Exercise requirements
State how many lines in these records contain the word "Коммунистическое", and nothing else.

Dataset
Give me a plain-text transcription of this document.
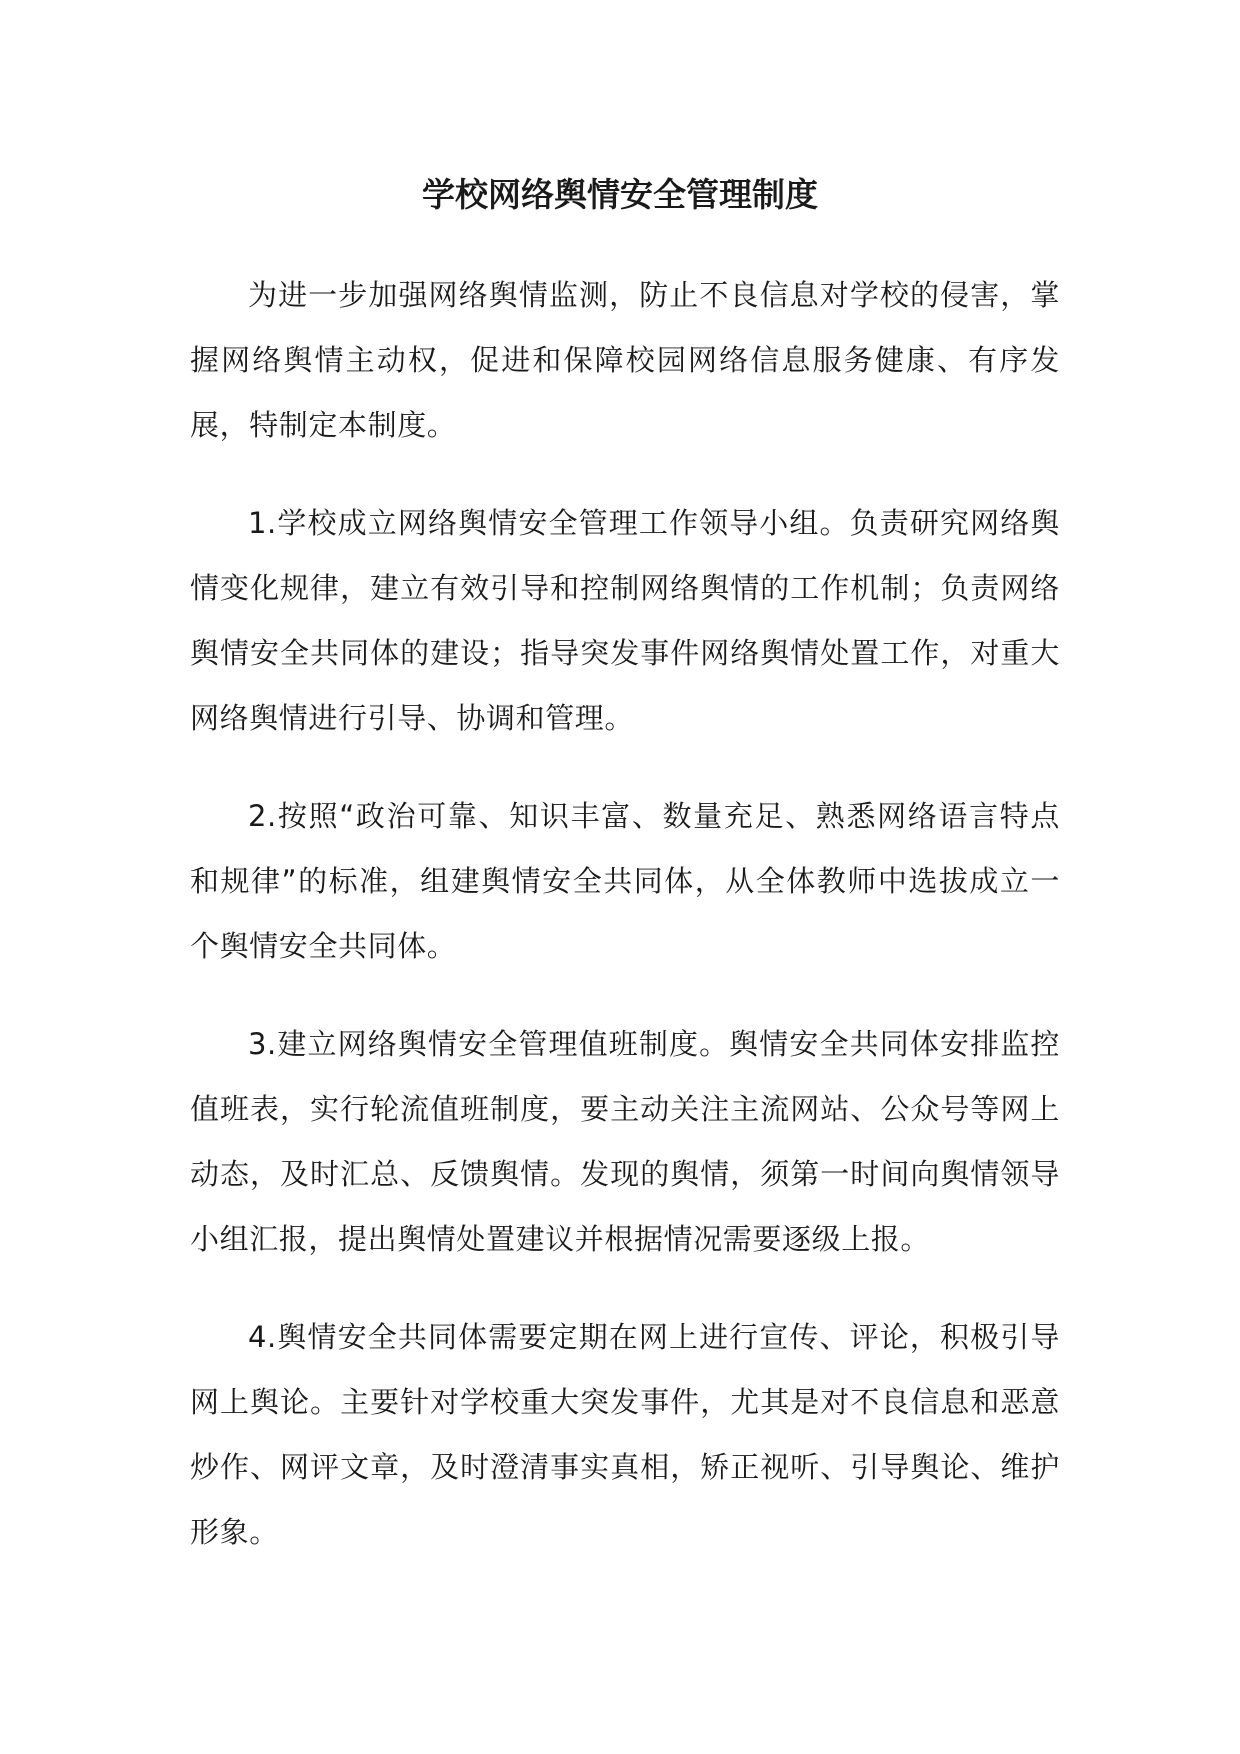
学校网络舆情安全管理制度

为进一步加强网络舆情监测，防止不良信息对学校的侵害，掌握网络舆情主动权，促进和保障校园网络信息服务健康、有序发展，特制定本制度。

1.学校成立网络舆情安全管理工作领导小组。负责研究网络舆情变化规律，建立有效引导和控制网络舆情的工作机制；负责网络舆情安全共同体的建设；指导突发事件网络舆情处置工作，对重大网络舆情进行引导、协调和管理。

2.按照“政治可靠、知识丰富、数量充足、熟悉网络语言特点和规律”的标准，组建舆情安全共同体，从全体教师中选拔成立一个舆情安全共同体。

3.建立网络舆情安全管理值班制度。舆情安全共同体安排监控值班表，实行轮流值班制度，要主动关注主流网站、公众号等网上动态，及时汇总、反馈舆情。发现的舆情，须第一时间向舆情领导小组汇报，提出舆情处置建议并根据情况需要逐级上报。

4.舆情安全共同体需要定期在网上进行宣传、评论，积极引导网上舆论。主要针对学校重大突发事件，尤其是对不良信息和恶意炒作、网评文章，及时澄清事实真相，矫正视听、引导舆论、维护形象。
* * *
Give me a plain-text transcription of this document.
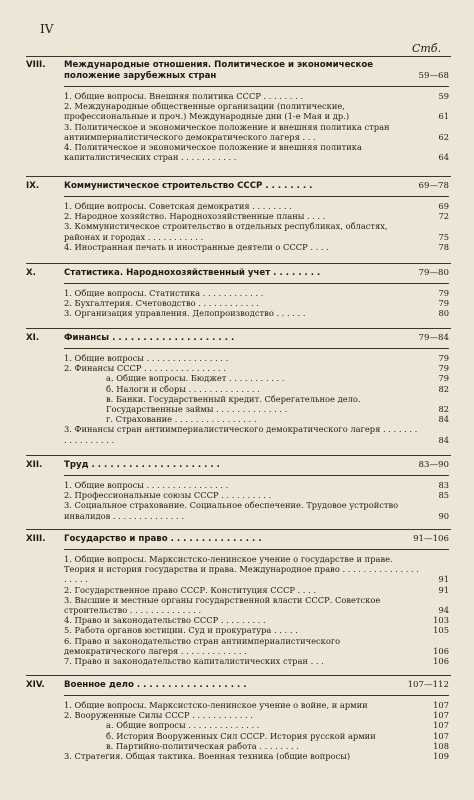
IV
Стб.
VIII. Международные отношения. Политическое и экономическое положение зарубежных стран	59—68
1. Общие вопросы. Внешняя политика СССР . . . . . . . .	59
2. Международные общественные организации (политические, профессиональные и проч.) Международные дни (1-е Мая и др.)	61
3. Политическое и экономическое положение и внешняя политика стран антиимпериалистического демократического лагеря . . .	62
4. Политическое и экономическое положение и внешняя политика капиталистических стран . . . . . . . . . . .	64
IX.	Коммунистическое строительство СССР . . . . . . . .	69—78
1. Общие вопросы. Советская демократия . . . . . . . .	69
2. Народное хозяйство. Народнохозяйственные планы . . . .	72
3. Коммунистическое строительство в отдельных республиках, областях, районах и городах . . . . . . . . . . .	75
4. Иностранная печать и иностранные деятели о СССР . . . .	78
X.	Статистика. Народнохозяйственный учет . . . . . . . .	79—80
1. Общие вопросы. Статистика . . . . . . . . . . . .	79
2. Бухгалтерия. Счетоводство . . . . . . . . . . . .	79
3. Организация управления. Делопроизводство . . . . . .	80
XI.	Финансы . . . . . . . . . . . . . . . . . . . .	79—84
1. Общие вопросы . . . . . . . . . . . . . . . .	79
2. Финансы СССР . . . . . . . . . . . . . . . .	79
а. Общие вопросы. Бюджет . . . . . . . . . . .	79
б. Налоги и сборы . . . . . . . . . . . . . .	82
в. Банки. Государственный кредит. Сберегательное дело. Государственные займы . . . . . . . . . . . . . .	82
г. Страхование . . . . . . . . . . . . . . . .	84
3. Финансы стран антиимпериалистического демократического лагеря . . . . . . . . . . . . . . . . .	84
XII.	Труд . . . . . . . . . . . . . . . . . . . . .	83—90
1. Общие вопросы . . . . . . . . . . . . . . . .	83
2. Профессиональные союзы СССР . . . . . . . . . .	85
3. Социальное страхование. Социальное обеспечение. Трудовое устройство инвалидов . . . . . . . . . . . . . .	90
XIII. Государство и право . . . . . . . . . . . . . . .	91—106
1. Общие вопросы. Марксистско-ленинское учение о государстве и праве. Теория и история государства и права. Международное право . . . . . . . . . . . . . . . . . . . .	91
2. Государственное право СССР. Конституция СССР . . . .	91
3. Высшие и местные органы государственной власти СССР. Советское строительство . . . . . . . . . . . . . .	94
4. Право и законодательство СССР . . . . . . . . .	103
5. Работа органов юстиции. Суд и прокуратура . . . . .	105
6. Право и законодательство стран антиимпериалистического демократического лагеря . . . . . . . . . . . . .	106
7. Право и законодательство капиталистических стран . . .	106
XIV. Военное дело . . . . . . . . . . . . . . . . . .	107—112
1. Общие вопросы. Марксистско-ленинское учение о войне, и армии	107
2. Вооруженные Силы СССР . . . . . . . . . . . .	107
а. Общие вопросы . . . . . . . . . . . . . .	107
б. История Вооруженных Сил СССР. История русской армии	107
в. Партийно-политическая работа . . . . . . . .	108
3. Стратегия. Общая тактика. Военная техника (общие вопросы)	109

The answer
2